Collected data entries

━━━━━━

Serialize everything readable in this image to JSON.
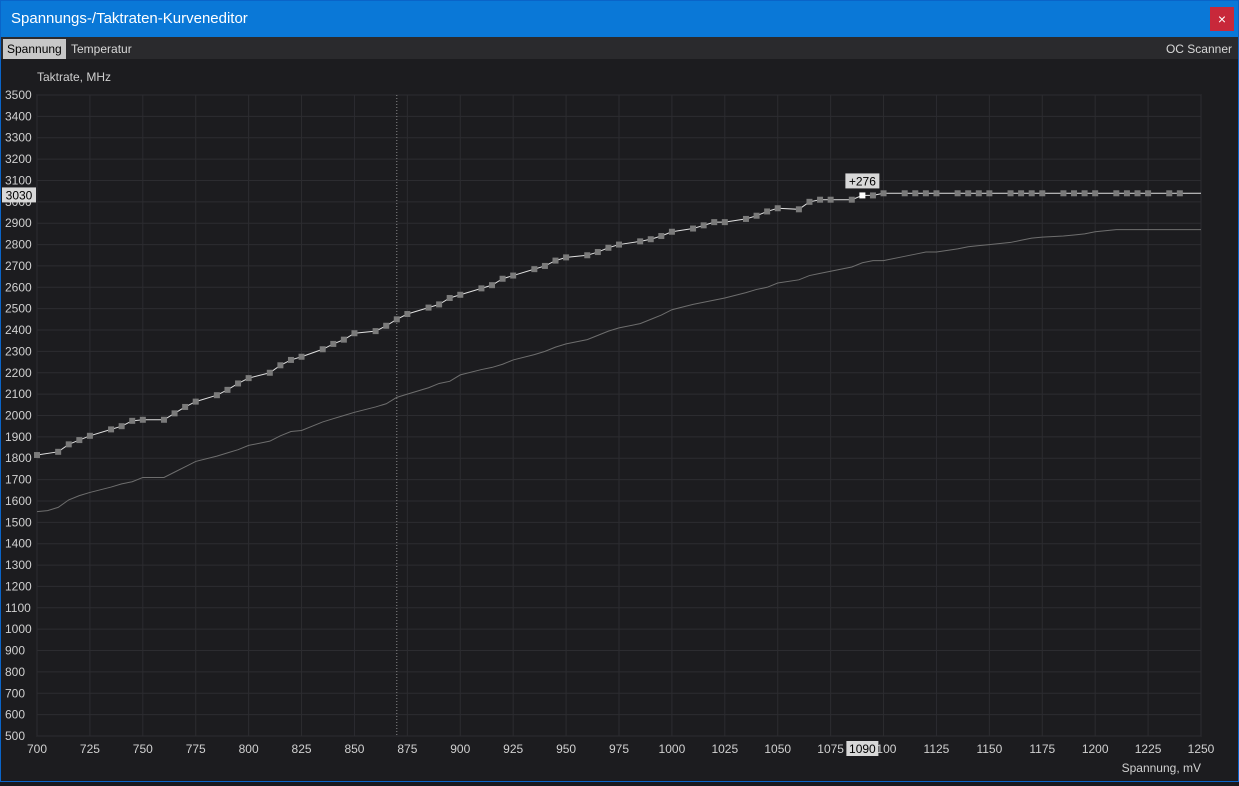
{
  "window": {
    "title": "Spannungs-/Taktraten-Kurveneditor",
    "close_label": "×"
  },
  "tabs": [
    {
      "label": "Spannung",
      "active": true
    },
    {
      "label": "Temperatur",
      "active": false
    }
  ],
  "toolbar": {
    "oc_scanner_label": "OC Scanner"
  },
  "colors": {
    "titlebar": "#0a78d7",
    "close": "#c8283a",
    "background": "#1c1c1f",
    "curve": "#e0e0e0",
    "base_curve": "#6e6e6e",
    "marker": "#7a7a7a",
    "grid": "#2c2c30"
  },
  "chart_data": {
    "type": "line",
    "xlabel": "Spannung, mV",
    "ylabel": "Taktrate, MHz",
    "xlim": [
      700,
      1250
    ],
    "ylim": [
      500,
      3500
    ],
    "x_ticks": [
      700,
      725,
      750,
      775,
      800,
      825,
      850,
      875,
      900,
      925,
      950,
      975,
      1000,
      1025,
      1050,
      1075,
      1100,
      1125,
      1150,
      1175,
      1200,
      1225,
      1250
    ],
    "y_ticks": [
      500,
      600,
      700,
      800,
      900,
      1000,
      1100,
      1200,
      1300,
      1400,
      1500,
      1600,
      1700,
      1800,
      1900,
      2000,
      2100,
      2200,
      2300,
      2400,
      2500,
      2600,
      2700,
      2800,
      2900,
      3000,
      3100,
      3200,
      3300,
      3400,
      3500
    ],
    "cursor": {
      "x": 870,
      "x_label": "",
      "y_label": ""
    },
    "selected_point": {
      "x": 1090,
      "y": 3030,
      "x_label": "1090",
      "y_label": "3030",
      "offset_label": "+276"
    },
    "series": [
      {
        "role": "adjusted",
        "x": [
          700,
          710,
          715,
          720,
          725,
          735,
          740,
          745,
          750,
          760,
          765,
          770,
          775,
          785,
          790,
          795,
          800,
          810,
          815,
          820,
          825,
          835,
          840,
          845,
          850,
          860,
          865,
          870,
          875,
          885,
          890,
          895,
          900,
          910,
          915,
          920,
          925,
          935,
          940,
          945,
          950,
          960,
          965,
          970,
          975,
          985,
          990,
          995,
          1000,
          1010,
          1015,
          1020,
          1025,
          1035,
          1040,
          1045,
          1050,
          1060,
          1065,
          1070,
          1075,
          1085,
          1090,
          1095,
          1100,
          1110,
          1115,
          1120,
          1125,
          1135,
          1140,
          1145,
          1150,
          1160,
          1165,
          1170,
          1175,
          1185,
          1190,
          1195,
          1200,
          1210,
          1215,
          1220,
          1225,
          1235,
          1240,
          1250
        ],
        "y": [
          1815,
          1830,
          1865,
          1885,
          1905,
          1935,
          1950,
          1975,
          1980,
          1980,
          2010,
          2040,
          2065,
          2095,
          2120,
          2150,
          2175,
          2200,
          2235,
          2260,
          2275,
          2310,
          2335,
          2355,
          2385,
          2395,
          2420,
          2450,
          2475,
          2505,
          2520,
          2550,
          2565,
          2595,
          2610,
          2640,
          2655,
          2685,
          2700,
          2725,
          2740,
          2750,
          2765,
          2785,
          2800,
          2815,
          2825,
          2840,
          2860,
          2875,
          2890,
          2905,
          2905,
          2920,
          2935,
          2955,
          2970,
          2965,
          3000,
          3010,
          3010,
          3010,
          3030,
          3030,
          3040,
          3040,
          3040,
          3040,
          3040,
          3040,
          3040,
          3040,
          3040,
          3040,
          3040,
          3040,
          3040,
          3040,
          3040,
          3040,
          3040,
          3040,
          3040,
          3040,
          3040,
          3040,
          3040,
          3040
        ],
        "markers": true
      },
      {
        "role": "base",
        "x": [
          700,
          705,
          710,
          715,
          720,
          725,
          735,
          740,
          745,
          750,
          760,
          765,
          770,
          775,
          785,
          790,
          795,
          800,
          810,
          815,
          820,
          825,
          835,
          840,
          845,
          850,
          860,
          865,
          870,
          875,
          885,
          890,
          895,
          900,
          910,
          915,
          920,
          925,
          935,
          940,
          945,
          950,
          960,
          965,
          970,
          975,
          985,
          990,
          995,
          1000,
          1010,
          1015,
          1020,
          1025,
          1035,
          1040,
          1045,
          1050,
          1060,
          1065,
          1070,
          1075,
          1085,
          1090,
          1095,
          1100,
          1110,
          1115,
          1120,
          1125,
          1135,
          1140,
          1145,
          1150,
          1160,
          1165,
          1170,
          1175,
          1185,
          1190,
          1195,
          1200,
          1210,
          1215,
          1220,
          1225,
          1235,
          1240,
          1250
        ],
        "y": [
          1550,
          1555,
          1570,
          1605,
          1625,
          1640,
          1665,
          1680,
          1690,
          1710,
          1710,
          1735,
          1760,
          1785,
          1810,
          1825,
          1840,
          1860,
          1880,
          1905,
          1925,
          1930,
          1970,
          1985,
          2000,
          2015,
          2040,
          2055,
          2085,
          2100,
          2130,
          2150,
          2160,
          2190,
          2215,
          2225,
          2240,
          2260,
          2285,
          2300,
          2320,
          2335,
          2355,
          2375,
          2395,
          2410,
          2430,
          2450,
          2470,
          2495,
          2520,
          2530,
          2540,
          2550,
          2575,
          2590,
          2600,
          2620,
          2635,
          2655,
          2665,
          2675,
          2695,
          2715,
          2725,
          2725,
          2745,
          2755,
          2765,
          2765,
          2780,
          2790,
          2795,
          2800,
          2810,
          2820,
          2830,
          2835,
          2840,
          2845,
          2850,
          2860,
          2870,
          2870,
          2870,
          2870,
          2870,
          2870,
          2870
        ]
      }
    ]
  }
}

━━━━━━

### Challenge
Strip out the pictures and quote the remaining data word for word.

### Written solution
Serialize everything readable in this image to JSON.
{
  "window": {
    "title": "Spannungs-/Taktraten-Kurveneditor",
    "close_label": "×"
  },
  "tabs": [
    {
      "label": "Spannung",
      "active": true
    },
    {
      "label": "Temperatur",
      "active": false
    }
  ],
  "toolbar": {
    "oc_scanner_label": "OC Scanner"
  },
  "colors": {
    "titlebar": "#0a78d7",
    "close": "#c8283a",
    "background": "#1c1c1f",
    "curve": "#e0e0e0",
    "base_curve": "#6e6e6e",
    "marker": "#7a7a7a",
    "grid": "#2c2c30"
  },
  "chart_data": {
    "type": "line",
    "xlabel": "Spannung, mV",
    "ylabel": "Taktrate, MHz",
    "xlim": [
      700,
      1250
    ],
    "ylim": [
      500,
      3500
    ],
    "x_ticks": [
      700,
      725,
      750,
      775,
      800,
      825,
      850,
      875,
      900,
      925,
      950,
      975,
      1000,
      1025,
      1050,
      1075,
      1100,
      1125,
      1150,
      1175,
      1200,
      1225,
      1250
    ],
    "y_ticks": [
      500,
      600,
      700,
      800,
      900,
      1000,
      1100,
      1200,
      1300,
      1400,
      1500,
      1600,
      1700,
      1800,
      1900,
      2000,
      2100,
      2200,
      2300,
      2400,
      2500,
      2600,
      2700,
      2800,
      2900,
      3000,
      3100,
      3200,
      3300,
      3400,
      3500
    ],
    "cursor": {
      "x": 870,
      "x_label": "",
      "y_label": ""
    },
    "selected_point": {
      "x": 1090,
      "y": 3030,
      "x_label": "1090",
      "y_label": "3030",
      "offset_label": "+276"
    },
    "series": [
      {
        "role": "adjusted",
        "x": [
          700,
          710,
          715,
          720,
          725,
          735,
          740,
          745,
          750,
          760,
          765,
          770,
          775,
          785,
          790,
          795,
          800,
          810,
          815,
          820,
          825,
          835,
          840,
          845,
          850,
          860,
          865,
          870,
          875,
          885,
          890,
          895,
          900,
          910,
          915,
          920,
          925,
          935,
          940,
          945,
          950,
          960,
          965,
          970,
          975,
          985,
          990,
          995,
          1000,
          1010,
          1015,
          1020,
          1025,
          1035,
          1040,
          1045,
          1050,
          1060,
          1065,
          1070,
          1075,
          1085,
          1090,
          1095,
          1100,
          1110,
          1115,
          1120,
          1125,
          1135,
          1140,
          1145,
          1150,
          1160,
          1165,
          1170,
          1175,
          1185,
          1190,
          1195,
          1200,
          1210,
          1215,
          1220,
          1225,
          1235,
          1240,
          1250
        ],
        "y": [
          1815,
          1830,
          1865,
          1885,
          1905,
          1935,
          1950,
          1975,
          1980,
          1980,
          2010,
          2040,
          2065,
          2095,
          2120,
          2150,
          2175,
          2200,
          2235,
          2260,
          2275,
          2310,
          2335,
          2355,
          2385,
          2395,
          2420,
          2450,
          2475,
          2505,
          2520,
          2550,
          2565,
          2595,
          2610,
          2640,
          2655,
          2685,
          2700,
          2725,
          2740,
          2750,
          2765,
          2785,
          2800,
          2815,
          2825,
          2840,
          2860,
          2875,
          2890,
          2905,
          2905,
          2920,
          2935,
          2955,
          2970,
          2965,
          3000,
          3010,
          3010,
          3010,
          3030,
          3030,
          3040,
          3040,
          3040,
          3040,
          3040,
          3040,
          3040,
          3040,
          3040,
          3040,
          3040,
          3040,
          3040,
          3040,
          3040,
          3040,
          3040,
          3040,
          3040,
          3040,
          3040,
          3040,
          3040,
          3040
        ],
        "markers": true
      },
      {
        "role": "base",
        "x": [
          700,
          705,
          710,
          715,
          720,
          725,
          735,
          740,
          745,
          750,
          760,
          765,
          770,
          775,
          785,
          790,
          795,
          800,
          810,
          815,
          820,
          825,
          835,
          840,
          845,
          850,
          860,
          865,
          870,
          875,
          885,
          890,
          895,
          900,
          910,
          915,
          920,
          925,
          935,
          940,
          945,
          950,
          960,
          965,
          970,
          975,
          985,
          990,
          995,
          1000,
          1010,
          1015,
          1020,
          1025,
          1035,
          1040,
          1045,
          1050,
          1060,
          1065,
          1070,
          1075,
          1085,
          1090,
          1095,
          1100,
          1110,
          1115,
          1120,
          1125,
          1135,
          1140,
          1145,
          1150,
          1160,
          1165,
          1170,
          1175,
          1185,
          1190,
          1195,
          1200,
          1210,
          1215,
          1220,
          1225,
          1235,
          1240,
          1250
        ],
        "y": [
          1550,
          1555,
          1570,
          1605,
          1625,
          1640,
          1665,
          1680,
          1690,
          1710,
          1710,
          1735,
          1760,
          1785,
          1810,
          1825,
          1840,
          1860,
          1880,
          1905,
          1925,
          1930,
          1970,
          1985,
          2000,
          2015,
          2040,
          2055,
          2085,
          2100,
          2130,
          2150,
          2160,
          2190,
          2215,
          2225,
          2240,
          2260,
          2285,
          2300,
          2320,
          2335,
          2355,
          2375,
          2395,
          2410,
          2430,
          2450,
          2470,
          2495,
          2520,
          2530,
          2540,
          2550,
          2575,
          2590,
          2600,
          2620,
          2635,
          2655,
          2665,
          2675,
          2695,
          2715,
          2725,
          2725,
          2745,
          2755,
          2765,
          2765,
          2780,
          2790,
          2795,
          2800,
          2810,
          2820,
          2830,
          2835,
          2840,
          2845,
          2850,
          2860,
          2870,
          2870,
          2870,
          2870,
          2870,
          2870,
          2870
        ]
      }
    ]
  }
}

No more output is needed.